# PROBLEM DESCRIPTION:
What follows is a set of records; repeat all of them exactly.

# DATASET RECORDS:
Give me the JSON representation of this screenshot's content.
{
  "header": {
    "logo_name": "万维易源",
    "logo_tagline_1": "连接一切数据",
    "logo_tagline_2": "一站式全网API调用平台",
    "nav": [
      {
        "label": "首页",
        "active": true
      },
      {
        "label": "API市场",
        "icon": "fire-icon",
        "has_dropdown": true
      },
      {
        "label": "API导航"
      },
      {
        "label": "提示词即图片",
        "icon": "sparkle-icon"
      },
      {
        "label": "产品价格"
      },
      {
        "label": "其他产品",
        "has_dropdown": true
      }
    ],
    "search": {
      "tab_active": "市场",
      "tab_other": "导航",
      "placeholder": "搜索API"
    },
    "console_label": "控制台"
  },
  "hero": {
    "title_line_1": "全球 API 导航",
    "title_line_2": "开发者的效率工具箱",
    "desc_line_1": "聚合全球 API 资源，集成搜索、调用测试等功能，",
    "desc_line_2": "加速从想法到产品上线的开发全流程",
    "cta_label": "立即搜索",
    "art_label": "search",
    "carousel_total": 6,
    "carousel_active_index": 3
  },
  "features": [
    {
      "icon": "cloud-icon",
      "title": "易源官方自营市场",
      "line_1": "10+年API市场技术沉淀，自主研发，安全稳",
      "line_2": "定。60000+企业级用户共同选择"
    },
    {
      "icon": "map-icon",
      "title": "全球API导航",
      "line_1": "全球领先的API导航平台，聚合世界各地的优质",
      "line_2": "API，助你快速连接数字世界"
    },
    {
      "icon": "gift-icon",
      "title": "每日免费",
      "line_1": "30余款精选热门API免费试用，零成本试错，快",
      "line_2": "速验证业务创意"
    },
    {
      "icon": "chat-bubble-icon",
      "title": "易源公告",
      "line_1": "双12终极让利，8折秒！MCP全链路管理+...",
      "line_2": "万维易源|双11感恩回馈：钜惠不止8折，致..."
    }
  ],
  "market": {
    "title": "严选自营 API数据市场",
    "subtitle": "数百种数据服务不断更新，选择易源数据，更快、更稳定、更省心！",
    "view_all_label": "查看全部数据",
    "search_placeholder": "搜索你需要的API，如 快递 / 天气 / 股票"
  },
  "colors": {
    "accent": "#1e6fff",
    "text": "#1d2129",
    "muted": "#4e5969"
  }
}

# EXERCISE SOLUTION:
Give me the JSON representation of this screenshot's content.
{
  "header": {
    "logo_name": "万维易源",
    "logo_tagline_1": "连接一切数据",
    "logo_tagline_2": "一站式全网API调用平台",
    "nav": [
      {
        "label": "首页",
        "active": true
      },
      {
        "label": "API市场",
        "icon": "fire-icon",
        "has_dropdown": true
      },
      {
        "label": "API导航"
      },
      {
        "label": "提示词即图片",
        "icon": "sparkle-icon"
      },
      {
        "label": "产品价格"
      },
      {
        "label": "其他产品",
        "has_dropdown": true
      }
    ],
    "search": {
      "tab_active": "市场",
      "tab_other": "导航",
      "placeholder": "搜索API"
    },
    "console_label": "控制台"
  },
  "hero": {
    "title_line_1": "全球 API 导航",
    "title_line_2": "开发者的效率工具箱",
    "desc_line_1": "聚合全球 API 资源，集成搜索、调用测试等功能，",
    "desc_line_2": "加速从想法到产品上线的开发全流程",
    "cta_label": "立即搜索",
    "art_label": "search",
    "carousel_total": 6,
    "carousel_active_index": 3
  },
  "features": [
    {
      "icon": "cloud-icon",
      "title": "易源官方自营市场",
      "line_1": "10+年API市场技术沉淀，自主研发，安全稳",
      "line_2": "定。60000+企业级用户共同选择"
    },
    {
      "icon": "map-icon",
      "title": "全球API导航",
      "line_1": "全球领先的API导航平台，聚合世界各地的优质",
      "line_2": "API，助你快速连接数字世界"
    },
    {
      "icon": "gift-icon",
      "title": "每日免费",
      "line_1": "30余款精选热门API免费试用，零成本试错，快",
      "line_2": "速验证业务创意"
    },
    {
      "icon": "chat-bubble-icon",
      "title": "易源公告",
      "line_1": "双12终极让利，8折秒！MCP全链路管理+...",
      "line_2": "万维易源|双11感恩回馈：钜惠不止8折，致..."
    }
  ],
  "market": {
    "title": "严选自营 API数据市场",
    "subtitle": "数百种数据服务不断更新，选择易源数据，更快、更稳定、更省心！",
    "view_all_label": "查看全部数据",
    "search_placeholder": "搜索你需要的API，如 快递 / 天气 / 股票"
  },
  "colors": {
    "accent": "#1e6fff",
    "text": "#1d2129",
    "muted": "#4e5969"
  }
}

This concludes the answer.